- Set exercise
Find the lines below that contain the string "screenshot". Copy each one.

- Supplied data
◆ ◆ ◆ ◆ ◆

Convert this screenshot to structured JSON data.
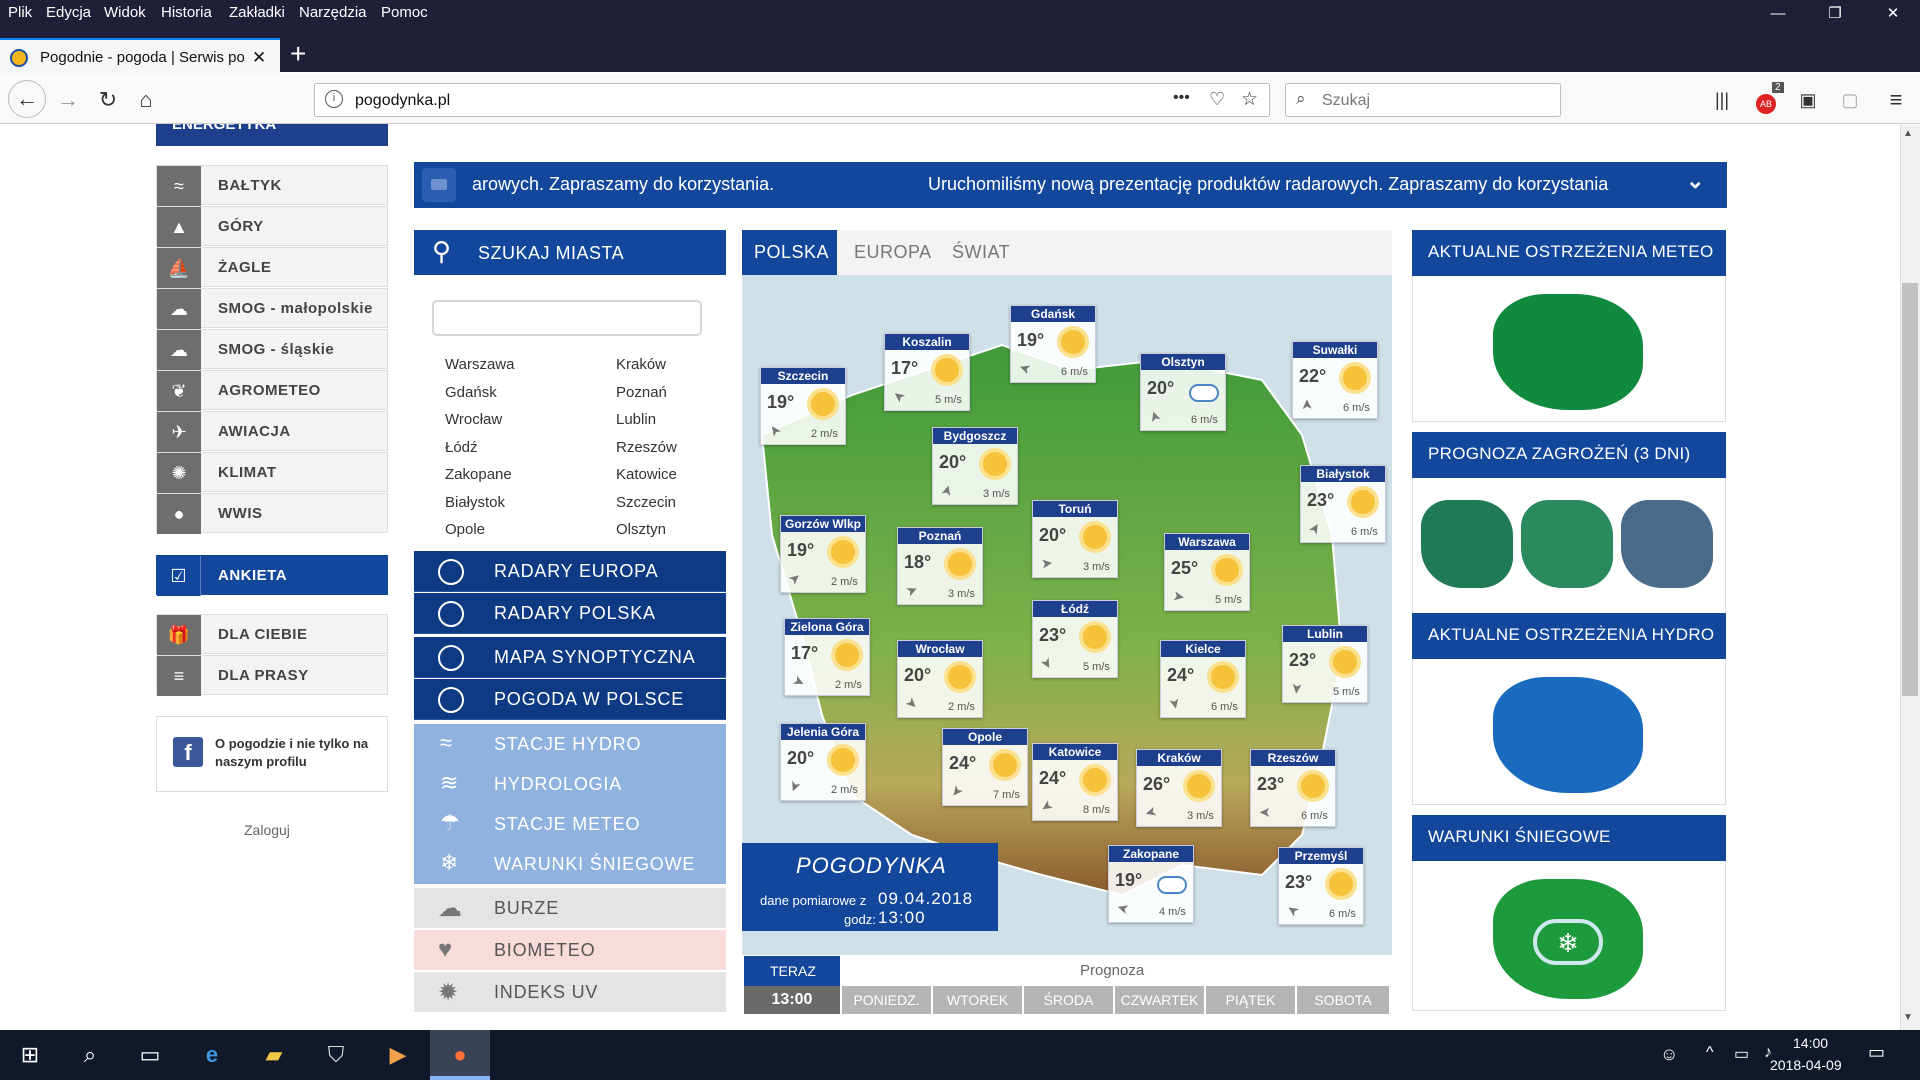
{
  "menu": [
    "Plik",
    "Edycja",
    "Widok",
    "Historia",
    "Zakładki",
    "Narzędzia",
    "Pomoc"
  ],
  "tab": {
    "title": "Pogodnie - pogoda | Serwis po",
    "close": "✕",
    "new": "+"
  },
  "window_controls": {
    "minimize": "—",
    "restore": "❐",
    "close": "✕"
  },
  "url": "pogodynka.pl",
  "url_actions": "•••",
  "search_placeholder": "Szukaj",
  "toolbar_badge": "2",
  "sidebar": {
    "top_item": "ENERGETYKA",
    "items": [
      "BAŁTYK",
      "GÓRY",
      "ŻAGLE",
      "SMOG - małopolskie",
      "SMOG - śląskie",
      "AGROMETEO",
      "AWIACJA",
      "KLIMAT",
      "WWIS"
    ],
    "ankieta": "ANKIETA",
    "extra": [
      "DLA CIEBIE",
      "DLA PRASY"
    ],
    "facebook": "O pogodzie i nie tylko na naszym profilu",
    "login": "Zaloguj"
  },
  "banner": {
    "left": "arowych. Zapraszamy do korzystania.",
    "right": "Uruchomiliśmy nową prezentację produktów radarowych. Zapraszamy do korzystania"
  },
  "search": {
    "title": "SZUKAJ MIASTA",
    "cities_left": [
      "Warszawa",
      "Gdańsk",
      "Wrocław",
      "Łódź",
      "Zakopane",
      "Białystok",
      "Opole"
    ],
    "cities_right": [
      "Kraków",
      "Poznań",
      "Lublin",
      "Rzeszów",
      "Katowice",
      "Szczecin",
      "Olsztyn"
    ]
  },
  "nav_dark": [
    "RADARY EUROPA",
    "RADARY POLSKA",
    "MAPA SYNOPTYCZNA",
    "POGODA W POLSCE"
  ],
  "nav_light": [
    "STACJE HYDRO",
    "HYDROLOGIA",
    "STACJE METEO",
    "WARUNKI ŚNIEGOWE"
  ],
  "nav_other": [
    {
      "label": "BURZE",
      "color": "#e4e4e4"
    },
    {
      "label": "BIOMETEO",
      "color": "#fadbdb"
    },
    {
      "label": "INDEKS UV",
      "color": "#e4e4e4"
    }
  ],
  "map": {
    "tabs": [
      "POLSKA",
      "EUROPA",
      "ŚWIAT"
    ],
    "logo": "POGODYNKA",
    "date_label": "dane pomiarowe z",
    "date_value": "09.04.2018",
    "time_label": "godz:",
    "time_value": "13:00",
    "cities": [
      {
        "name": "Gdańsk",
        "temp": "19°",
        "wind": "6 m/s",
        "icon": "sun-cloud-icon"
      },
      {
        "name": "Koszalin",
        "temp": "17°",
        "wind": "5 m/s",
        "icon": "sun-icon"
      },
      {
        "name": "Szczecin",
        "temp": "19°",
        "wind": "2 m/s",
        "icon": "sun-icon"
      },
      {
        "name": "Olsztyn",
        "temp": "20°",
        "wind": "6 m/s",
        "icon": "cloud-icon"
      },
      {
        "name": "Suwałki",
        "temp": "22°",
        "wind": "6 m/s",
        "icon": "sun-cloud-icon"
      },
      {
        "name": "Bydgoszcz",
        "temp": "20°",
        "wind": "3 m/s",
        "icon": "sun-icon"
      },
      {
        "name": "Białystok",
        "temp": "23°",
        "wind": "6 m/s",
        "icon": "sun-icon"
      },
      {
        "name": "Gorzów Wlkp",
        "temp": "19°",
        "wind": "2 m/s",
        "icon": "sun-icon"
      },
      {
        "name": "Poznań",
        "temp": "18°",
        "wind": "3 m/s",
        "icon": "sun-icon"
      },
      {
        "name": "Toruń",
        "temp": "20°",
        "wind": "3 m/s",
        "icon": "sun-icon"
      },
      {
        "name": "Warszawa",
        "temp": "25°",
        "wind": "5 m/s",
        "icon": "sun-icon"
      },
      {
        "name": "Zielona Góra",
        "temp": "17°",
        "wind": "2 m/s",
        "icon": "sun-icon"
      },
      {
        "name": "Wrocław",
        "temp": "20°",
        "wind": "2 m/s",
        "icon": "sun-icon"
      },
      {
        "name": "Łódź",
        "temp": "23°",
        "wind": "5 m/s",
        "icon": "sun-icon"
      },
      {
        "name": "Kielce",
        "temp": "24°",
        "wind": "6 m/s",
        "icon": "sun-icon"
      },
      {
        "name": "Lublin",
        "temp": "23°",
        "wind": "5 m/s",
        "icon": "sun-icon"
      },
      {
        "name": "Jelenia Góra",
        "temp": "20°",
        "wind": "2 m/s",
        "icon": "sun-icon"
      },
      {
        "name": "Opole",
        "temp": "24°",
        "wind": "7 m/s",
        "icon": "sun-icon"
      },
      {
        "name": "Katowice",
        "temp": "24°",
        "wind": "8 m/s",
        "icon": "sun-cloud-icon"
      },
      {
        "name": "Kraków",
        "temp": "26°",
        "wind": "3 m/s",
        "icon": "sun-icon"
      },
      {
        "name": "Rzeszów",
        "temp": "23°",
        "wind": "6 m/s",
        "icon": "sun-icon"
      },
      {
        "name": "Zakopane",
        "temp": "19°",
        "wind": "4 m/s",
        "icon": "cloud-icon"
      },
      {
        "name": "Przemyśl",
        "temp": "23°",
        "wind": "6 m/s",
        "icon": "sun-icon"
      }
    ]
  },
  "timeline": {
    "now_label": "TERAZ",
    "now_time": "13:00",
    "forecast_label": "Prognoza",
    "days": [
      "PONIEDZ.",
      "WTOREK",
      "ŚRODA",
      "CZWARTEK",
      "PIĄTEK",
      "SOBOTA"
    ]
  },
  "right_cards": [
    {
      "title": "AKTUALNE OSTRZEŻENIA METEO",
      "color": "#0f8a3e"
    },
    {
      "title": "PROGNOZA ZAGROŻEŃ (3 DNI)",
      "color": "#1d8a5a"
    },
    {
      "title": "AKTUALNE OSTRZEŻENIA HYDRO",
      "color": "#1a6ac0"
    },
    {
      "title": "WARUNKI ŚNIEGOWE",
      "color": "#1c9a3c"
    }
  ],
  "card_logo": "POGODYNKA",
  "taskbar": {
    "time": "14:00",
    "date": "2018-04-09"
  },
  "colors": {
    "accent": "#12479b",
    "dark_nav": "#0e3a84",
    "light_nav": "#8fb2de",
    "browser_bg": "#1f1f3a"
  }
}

◆ ◆ ◆ ◆ ◆

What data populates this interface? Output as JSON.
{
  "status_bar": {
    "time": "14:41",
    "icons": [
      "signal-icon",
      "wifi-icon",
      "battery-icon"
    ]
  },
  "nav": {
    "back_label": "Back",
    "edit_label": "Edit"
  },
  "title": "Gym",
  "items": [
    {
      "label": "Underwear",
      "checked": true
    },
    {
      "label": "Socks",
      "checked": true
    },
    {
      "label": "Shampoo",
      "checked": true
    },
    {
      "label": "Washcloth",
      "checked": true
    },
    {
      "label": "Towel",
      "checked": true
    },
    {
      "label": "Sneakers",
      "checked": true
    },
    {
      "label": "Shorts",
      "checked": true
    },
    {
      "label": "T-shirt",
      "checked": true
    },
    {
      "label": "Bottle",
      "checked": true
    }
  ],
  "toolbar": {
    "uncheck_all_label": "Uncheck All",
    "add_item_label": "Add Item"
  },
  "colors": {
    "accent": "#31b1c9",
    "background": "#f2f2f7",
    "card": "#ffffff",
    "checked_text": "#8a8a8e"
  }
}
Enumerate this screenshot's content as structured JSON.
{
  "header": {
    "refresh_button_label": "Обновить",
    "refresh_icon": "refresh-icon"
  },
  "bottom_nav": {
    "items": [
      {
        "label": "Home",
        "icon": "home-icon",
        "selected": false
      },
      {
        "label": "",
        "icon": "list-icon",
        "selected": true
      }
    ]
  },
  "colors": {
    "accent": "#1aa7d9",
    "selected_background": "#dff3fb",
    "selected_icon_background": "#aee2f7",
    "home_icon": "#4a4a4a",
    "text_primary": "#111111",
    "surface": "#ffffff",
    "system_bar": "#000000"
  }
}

◆ ◆ ◆ ◆ ◆

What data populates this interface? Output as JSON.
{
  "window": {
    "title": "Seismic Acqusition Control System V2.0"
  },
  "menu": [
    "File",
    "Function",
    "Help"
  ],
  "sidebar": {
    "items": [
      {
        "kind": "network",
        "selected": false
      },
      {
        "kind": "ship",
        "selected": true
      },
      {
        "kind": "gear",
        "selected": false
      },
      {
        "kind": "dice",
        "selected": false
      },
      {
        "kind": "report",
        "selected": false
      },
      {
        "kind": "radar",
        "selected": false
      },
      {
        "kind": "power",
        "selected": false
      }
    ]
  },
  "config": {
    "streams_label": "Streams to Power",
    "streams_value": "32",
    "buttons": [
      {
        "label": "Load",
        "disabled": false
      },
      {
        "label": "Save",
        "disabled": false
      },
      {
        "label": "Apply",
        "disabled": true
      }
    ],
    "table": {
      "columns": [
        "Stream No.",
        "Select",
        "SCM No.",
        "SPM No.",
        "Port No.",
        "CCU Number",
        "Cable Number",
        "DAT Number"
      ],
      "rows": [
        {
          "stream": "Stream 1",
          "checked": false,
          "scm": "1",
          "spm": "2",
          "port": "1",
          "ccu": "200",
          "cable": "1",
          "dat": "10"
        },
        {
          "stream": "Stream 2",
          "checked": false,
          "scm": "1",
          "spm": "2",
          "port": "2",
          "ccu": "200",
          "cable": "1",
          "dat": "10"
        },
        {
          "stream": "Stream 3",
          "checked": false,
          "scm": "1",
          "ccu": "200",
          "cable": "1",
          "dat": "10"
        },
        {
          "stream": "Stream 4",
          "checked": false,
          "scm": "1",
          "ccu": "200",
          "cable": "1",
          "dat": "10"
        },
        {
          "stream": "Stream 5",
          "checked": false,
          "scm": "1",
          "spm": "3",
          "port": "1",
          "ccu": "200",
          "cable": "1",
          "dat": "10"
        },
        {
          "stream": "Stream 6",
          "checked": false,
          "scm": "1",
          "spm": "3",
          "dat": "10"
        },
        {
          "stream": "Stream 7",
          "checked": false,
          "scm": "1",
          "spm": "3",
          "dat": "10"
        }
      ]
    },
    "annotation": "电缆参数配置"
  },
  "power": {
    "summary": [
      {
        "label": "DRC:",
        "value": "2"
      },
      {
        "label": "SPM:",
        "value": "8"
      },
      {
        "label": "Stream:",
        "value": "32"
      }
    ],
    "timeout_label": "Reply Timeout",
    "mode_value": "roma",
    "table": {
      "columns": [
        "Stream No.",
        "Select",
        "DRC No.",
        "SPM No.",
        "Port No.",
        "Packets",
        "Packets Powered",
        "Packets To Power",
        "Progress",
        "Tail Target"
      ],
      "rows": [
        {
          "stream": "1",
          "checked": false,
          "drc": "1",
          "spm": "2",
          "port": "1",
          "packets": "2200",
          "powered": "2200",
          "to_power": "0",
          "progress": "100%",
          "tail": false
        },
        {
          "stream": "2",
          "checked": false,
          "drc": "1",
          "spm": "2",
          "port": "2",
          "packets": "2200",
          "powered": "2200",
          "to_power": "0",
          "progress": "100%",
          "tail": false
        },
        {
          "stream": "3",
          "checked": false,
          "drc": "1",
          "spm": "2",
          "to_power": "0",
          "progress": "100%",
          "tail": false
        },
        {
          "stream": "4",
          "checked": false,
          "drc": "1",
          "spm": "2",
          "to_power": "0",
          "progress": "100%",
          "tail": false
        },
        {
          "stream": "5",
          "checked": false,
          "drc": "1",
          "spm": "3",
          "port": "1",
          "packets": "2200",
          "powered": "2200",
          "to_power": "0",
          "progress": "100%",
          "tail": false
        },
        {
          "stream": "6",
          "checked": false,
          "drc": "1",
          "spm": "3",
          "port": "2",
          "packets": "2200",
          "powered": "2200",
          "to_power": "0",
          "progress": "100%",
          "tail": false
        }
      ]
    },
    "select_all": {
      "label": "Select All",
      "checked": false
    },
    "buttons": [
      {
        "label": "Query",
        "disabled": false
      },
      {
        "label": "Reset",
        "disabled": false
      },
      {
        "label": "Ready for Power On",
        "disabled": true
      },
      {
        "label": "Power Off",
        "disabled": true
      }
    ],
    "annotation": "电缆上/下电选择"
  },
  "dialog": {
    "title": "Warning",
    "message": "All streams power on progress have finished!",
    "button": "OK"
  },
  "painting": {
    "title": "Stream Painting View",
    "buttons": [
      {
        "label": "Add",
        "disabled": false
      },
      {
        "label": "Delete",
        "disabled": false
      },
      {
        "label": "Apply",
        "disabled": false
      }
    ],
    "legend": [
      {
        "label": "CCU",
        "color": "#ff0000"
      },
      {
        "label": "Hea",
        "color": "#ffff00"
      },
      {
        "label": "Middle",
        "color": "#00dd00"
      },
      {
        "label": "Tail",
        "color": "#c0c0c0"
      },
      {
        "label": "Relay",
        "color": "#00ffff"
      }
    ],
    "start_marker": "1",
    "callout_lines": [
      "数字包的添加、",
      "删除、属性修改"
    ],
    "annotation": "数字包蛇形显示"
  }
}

◆ ◆ ◆ ◆ ◆

- Reply
Convert this screenshot to structured JSON data.
Enumerate this screenshot's content as structured JSON.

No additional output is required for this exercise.